WHAT THIS TASK INVOLVES:
An exact copy of every record is needed.

* begin RECORDS *

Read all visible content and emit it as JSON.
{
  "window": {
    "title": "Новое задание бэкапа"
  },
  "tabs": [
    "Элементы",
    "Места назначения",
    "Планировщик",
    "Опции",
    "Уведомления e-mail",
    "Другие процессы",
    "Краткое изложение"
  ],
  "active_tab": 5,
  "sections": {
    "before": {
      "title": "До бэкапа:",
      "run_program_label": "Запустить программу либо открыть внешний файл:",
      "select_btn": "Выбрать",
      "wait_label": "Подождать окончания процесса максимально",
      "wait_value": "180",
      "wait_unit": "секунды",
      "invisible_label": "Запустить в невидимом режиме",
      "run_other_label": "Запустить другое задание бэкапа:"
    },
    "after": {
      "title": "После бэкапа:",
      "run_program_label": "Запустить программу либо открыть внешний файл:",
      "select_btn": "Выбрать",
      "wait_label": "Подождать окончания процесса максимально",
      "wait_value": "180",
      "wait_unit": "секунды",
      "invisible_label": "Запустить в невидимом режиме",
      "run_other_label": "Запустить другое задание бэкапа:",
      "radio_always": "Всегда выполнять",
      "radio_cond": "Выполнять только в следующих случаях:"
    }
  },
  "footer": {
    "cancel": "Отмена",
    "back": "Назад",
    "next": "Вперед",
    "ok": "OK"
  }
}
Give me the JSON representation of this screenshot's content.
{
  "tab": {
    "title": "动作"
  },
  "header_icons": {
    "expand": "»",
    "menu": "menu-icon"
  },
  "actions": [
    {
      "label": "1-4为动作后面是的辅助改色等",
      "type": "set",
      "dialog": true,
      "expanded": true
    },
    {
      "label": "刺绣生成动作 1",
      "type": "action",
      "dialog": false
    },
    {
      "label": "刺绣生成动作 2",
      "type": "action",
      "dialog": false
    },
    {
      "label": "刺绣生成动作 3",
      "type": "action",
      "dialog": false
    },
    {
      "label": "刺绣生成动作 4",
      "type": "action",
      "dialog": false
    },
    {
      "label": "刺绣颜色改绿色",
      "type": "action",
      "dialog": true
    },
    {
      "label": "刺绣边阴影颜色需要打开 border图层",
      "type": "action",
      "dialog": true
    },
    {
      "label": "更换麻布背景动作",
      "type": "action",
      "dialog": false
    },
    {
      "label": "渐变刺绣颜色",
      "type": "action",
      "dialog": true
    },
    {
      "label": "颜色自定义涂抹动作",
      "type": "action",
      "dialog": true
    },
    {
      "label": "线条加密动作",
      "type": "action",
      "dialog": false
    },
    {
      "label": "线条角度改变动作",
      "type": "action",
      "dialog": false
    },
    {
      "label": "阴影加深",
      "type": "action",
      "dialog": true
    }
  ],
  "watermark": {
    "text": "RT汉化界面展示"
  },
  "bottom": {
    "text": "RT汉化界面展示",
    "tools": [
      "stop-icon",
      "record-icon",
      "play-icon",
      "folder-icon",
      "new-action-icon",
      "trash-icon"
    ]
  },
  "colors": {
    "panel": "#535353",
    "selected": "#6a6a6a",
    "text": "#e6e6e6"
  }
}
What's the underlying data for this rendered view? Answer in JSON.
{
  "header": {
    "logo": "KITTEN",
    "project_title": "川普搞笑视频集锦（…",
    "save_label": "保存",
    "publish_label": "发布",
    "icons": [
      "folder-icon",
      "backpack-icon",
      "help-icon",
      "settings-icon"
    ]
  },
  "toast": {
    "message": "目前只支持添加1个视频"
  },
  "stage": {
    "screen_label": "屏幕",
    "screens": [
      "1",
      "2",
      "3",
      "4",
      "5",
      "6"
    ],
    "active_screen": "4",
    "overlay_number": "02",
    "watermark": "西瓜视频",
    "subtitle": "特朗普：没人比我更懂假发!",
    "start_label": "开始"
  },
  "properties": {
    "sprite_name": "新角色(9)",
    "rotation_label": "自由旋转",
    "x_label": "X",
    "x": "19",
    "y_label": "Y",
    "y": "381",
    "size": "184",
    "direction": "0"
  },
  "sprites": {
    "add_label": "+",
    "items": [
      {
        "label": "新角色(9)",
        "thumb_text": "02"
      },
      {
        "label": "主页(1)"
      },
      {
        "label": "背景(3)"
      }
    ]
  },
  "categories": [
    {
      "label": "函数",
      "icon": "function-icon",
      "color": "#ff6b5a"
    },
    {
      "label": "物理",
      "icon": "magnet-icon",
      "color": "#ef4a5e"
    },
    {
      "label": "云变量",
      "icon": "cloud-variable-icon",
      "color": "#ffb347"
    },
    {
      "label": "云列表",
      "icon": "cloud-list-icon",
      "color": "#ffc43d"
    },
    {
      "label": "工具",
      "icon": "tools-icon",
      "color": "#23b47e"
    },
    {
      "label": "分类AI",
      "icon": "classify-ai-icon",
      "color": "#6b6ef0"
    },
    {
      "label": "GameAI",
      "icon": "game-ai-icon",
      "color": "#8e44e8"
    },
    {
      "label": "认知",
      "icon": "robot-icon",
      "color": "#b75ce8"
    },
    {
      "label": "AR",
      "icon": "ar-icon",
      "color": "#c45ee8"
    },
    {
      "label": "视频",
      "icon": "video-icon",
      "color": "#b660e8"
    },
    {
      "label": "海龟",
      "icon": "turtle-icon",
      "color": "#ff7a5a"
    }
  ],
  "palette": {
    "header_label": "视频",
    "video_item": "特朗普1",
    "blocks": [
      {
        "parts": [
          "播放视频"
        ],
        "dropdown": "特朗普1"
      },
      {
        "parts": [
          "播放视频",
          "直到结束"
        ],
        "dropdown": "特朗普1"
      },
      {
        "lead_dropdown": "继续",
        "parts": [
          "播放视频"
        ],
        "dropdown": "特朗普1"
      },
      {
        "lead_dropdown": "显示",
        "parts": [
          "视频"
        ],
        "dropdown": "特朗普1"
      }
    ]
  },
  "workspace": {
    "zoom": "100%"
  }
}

* end RECORDS *

OUTPUT:
Read all visible content and emit it as JSON.
{
  "window": {
    "title": "Новое задание бэкапа"
  },
  "tabs": [
    "Элементы",
    "Места назначения",
    "Планировщик",
    "Опции",
    "Уведомления e-mail",
    "Другие процессы",
    "Краткое изложение"
  ],
  "active_tab": 5,
  "sections": {
    "before": {
      "title": "До бэкапа:",
      "run_program_label": "Запустить программу либо открыть внешний файл:",
      "select_btn": "Выбрать",
      "wait_label": "Подождать окончания процесса максимально",
      "wait_value": "180",
      "wait_unit": "секунды",
      "invisible_label": "Запустить в невидимом режиме",
      "run_other_label": "Запустить другое задание бэкапа:"
    },
    "after": {
      "title": "После бэкапа:",
      "run_program_label": "Запустить программу либо открыть внешний файл:",
      "select_btn": "Выбрать",
      "wait_label": "Подождать окончания процесса максимально",
      "wait_value": "180",
      "wait_unit": "секунды",
      "invisible_label": "Запустить в невидимом режиме",
      "run_other_label": "Запустить другое задание бэкапа:",
      "radio_always": "Всегда выполнять",
      "radio_cond": "Выполнять только в следующих случаях:"
    }
  },
  "footer": {
    "cancel": "Отмена",
    "back": "Назад",
    "next": "Вперед",
    "ok": "OK"
  }
}
Give me the JSON representation of this screenshot's content.
{
  "tab": {
    "title": "动作"
  },
  "header_icons": {
    "expand": "»",
    "menu": "menu-icon"
  },
  "actions": [
    {
      "label": "1-4为动作后面是的辅助改色等",
      "type": "set",
      "dialog": true,
      "expanded": true
    },
    {
      "label": "刺绣生成动作 1",
      "type": "action",
      "dialog": false
    },
    {
      "label": "刺绣生成动作 2",
      "type": "action",
      "dialog": false
    },
    {
      "label": "刺绣生成动作 3",
      "type": "action",
      "dialog": false
    },
    {
      "label": "刺绣生成动作 4",
      "type": "action",
      "dialog": false
    },
    {
      "label": "刺绣颜色改绿色",
      "type": "action",
      "dialog": true
    },
    {
      "label": "刺绣边阴影颜色需要打开 border图层",
      "type": "action",
      "dialog": true
    },
    {
      "label": "更换麻布背景动作",
      "type": "action",
      "dialog": false
    },
    {
      "label": "渐变刺绣颜色",
      "type": "action",
      "dialog": true
    },
    {
      "label": "颜色自定义涂抹动作",
      "type": "action",
      "dialog": true
    },
    {
      "label": "线条加密动作",
      "type": "action",
      "dialog": false
    },
    {
      "label": "线条角度改变动作",
      "type": "action",
      "dialog": false
    },
    {
      "label": "阴影加深",
      "type": "action",
      "dialog": true
    }
  ],
  "watermark": {
    "text": "RT汉化界面展示"
  },
  "bottom": {
    "text": "RT汉化界面展示",
    "tools": [
      "stop-icon",
      "record-icon",
      "play-icon",
      "folder-icon",
      "new-action-icon",
      "trash-icon"
    ]
  },
  "colors": {
    "panel": "#535353",
    "selected": "#6a6a6a",
    "text": "#e6e6e6"
  }
}
What's the underlying data for this rendered view? Answer in JSON.
{
  "header": {
    "logo": "KITTEN",
    "project_title": "川普搞笑视频集锦（…",
    "save_label": "保存",
    "publish_label": "发布",
    "icons": [
      "folder-icon",
      "backpack-icon",
      "help-icon",
      "settings-icon"
    ]
  },
  "toast": {
    "message": "目前只支持添加1个视频"
  },
  "stage": {
    "screen_label": "屏幕",
    "screens": [
      "1",
      "2",
      "3",
      "4",
      "5",
      "6"
    ],
    "active_screen": "4",
    "overlay_number": "02",
    "watermark": "西瓜视频",
    "subtitle": "特朗普：没人比我更懂假发!",
    "start_label": "开始"
  },
  "properties": {
    "sprite_name": "新角色(9)",
    "rotation_label": "自由旋转",
    "x_label": "X",
    "x": "19",
    "y_label": "Y",
    "y": "381",
    "size": "184",
    "direction": "0"
  },
  "sprites": {
    "add_label": "+",
    "items": [
      {
        "label": "新角色(9)",
        "thumb_text": "02"
      },
      {
        "label": "主页(1)"
      },
      {
        "label": "背景(3)"
      }
    ]
  },
  "categories": [
    {
      "label": "函数",
      "icon": "function-icon",
      "color": "#ff6b5a"
    },
    {
      "label": "物理",
      "icon": "magnet-icon",
      "color": "#ef4a5e"
    },
    {
      "label": "云变量",
      "icon": "cloud-variable-icon",
      "color": "#ffb347"
    },
    {
      "label": "云列表",
      "icon": "cloud-list-icon",
      "color": "#ffc43d"
    },
    {
      "label": "工具",
      "icon": "tools-icon",
      "color": "#23b47e"
    },
    {
      "label": "分类AI",
      "icon": "classify-ai-icon",
      "color": "#6b6ef0"
    },
    {
      "label": "GameAI",
      "icon": "game-ai-icon",
      "color": "#8e44e8"
    },
    {
      "label": "认知",
      "icon": "robot-icon",
      "color": "#b75ce8"
    },
    {
      "label": "AR",
      "icon": "ar-icon",
      "color": "#c45ee8"
    },
    {
      "label": "视频",
      "icon": "video-icon",
      "color": "#b660e8"
    },
    {
      "label": "海龟",
      "icon": "turtle-icon",
      "color": "#ff7a5a"
    }
  ],
  "palette": {
    "header_label": "视频",
    "video_item": "特朗普1",
    "blocks": [
      {
        "parts": [
          "播放视频"
        ],
        "dropdown": "特朗普1"
      },
      {
        "parts": [
          "播放视频",
          "直到结束"
        ],
        "dropdown": "特朗普1"
      },
      {
        "lead_dropdown": "继续",
        "parts": [
          "播放视频"
        ],
        "dropdown": "特朗普1"
      },
      {
        "lead_dropdown": "显示",
        "parts": [
          "视频"
        ],
        "dropdown": "特朗普1"
      }
    ]
  },
  "workspace": {
    "zoom": "100%"
  }
}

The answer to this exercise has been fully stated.